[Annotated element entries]
---

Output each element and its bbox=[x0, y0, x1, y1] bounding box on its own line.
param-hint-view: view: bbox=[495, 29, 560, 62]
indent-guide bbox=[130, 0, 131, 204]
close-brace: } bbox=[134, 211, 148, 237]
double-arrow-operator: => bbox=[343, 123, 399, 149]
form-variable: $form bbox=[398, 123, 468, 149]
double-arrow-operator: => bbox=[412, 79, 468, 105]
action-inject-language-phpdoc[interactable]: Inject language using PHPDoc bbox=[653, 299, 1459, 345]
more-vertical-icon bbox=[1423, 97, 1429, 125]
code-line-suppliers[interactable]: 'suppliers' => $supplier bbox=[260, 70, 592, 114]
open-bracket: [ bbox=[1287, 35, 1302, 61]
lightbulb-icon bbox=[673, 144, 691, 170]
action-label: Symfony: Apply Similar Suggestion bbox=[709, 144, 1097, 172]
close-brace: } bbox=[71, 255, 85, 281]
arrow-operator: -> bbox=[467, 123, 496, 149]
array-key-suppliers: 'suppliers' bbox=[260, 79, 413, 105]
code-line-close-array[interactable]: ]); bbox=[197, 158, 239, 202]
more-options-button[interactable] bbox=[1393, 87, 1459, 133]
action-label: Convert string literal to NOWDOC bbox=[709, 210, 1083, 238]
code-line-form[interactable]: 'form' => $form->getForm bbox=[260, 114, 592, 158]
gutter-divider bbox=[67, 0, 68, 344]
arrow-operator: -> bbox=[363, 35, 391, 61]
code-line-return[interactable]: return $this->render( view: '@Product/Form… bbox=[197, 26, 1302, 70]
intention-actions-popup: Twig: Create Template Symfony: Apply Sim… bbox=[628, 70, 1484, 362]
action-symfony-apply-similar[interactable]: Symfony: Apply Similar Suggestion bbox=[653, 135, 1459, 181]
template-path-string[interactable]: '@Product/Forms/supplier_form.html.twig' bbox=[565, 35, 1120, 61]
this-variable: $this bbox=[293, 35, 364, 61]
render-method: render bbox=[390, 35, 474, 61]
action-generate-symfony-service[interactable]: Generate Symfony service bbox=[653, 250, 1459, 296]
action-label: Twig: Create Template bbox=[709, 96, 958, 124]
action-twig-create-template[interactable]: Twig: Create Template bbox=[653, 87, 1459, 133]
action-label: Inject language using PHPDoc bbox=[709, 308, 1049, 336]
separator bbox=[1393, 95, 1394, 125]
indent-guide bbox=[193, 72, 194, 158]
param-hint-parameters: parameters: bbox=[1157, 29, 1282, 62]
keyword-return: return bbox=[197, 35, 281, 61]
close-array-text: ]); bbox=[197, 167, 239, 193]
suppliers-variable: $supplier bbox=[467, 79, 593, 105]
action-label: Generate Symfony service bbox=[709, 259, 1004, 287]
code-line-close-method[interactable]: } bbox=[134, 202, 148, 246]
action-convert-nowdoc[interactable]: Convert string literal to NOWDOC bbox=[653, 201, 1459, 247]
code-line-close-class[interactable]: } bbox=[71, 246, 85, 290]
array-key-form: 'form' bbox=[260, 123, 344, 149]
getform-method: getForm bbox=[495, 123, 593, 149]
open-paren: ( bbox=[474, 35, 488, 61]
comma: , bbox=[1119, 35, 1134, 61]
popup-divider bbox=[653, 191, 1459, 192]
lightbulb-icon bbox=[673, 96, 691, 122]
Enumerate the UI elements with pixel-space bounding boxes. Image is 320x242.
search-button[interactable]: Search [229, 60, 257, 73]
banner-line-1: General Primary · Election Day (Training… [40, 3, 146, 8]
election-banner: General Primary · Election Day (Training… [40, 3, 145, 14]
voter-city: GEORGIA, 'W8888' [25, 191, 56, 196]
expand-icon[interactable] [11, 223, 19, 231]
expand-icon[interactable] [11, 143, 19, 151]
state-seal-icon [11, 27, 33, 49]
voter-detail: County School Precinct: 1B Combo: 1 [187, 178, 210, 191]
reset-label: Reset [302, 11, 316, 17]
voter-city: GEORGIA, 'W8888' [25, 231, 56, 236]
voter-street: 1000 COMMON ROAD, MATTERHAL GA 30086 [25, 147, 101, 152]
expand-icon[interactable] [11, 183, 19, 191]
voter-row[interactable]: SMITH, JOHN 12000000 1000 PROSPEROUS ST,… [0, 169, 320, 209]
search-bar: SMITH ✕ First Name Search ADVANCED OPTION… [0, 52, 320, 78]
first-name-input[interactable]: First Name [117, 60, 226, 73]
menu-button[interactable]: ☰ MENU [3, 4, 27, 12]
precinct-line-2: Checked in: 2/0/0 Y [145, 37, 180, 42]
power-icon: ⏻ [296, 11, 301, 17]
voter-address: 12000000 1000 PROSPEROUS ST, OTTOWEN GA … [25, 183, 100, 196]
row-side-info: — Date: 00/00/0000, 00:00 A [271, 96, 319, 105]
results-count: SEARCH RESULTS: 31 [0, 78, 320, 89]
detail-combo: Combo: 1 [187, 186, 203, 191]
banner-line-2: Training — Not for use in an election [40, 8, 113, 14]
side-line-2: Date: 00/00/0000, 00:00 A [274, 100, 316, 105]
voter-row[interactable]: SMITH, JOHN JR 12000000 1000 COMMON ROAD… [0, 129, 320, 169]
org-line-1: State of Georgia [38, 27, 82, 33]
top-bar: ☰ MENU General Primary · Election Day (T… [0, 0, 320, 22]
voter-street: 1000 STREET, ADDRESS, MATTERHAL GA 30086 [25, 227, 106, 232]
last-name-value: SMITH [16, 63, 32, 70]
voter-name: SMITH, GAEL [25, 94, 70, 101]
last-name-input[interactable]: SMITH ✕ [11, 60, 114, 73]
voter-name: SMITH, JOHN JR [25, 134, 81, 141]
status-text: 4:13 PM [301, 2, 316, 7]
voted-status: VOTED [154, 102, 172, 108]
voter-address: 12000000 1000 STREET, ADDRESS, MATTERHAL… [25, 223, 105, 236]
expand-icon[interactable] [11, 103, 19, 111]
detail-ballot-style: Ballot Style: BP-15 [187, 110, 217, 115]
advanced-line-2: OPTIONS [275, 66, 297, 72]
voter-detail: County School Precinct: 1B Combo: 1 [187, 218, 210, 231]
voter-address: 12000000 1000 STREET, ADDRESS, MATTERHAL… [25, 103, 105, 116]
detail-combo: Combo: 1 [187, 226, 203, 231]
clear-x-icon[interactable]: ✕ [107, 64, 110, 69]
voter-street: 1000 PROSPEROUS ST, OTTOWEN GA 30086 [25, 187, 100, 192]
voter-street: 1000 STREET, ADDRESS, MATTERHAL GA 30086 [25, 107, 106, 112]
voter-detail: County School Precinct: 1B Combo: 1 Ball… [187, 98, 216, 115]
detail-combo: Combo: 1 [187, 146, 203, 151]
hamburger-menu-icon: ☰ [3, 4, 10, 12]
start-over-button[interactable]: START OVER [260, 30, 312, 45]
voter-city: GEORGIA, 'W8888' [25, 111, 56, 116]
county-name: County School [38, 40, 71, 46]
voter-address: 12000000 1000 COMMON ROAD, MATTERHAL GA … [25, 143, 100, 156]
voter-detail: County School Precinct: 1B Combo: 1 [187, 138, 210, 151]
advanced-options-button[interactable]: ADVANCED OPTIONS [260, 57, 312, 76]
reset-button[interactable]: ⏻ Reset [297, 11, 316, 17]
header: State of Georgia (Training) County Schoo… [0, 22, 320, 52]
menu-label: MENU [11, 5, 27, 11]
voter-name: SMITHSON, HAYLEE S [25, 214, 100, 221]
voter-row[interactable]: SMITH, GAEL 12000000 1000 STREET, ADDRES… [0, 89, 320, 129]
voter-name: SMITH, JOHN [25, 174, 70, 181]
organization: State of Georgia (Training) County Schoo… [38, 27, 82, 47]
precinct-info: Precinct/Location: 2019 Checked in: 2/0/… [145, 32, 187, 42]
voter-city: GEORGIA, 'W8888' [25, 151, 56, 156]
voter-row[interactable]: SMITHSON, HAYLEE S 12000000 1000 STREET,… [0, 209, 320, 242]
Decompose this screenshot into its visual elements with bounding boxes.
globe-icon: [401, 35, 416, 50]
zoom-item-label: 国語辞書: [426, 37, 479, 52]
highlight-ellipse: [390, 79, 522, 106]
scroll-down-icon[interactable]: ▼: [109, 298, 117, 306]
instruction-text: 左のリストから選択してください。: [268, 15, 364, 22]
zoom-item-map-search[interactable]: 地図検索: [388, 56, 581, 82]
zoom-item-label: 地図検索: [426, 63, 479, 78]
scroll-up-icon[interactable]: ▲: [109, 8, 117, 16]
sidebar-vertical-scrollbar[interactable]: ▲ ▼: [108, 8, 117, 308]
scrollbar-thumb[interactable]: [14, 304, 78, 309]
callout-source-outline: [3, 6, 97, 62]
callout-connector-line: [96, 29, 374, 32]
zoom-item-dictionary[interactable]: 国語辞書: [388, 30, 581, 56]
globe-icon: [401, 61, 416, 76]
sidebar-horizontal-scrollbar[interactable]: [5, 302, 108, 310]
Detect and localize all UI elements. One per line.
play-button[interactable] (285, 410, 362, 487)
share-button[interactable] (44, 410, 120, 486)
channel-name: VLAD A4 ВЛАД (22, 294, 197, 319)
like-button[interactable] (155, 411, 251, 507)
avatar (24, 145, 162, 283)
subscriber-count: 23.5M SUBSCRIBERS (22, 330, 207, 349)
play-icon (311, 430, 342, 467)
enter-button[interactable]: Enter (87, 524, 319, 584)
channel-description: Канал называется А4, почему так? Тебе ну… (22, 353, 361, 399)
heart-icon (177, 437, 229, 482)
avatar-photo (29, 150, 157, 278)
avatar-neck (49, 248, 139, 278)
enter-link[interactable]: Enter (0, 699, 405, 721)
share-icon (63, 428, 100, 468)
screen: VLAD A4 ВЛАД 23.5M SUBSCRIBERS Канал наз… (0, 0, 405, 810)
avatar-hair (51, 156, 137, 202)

---

## TASK DESCRIPTION
Rewrite the lines from the start of the records up to and including the line with "more-options-button[interactable] bbox=[1393, 87, 1459, 133]", changing every "double-arrow-operator" to "fat-arrow-operator" and leaving all other text unchanged.

## PROBLEM SOLUTION
Output each element and its bbox=[x0, y0, x1, y1] bounding box on its own line.
param-hint-view: view: bbox=[495, 29, 560, 62]
indent-guide bbox=[130, 0, 131, 204]
close-brace: } bbox=[134, 211, 148, 237]
fat-arrow-operator: => bbox=[343, 123, 399, 149]
form-variable: $form bbox=[398, 123, 468, 149]
fat-arrow-operator: => bbox=[412, 79, 468, 105]
action-inject-language-phpdoc[interactable]: Inject language using PHPDoc bbox=[653, 299, 1459, 345]
more-vertical-icon bbox=[1423, 97, 1429, 125]
code-line-suppliers[interactable]: 'suppliers' => $supplier bbox=[260, 70, 592, 114]
open-bracket: [ bbox=[1287, 35, 1302, 61]
lightbulb-icon bbox=[673, 144, 691, 170]
action-label: Symfony: Apply Similar Suggestion bbox=[709, 144, 1097, 172]
close-brace: } bbox=[71, 255, 85, 281]
arrow-operator: -> bbox=[467, 123, 496, 149]
array-key-suppliers: 'suppliers' bbox=[260, 79, 413, 105]
code-line-close-array[interactable]: ]); bbox=[197, 158, 239, 202]
more-options-button[interactable] bbox=[1393, 87, 1459, 133]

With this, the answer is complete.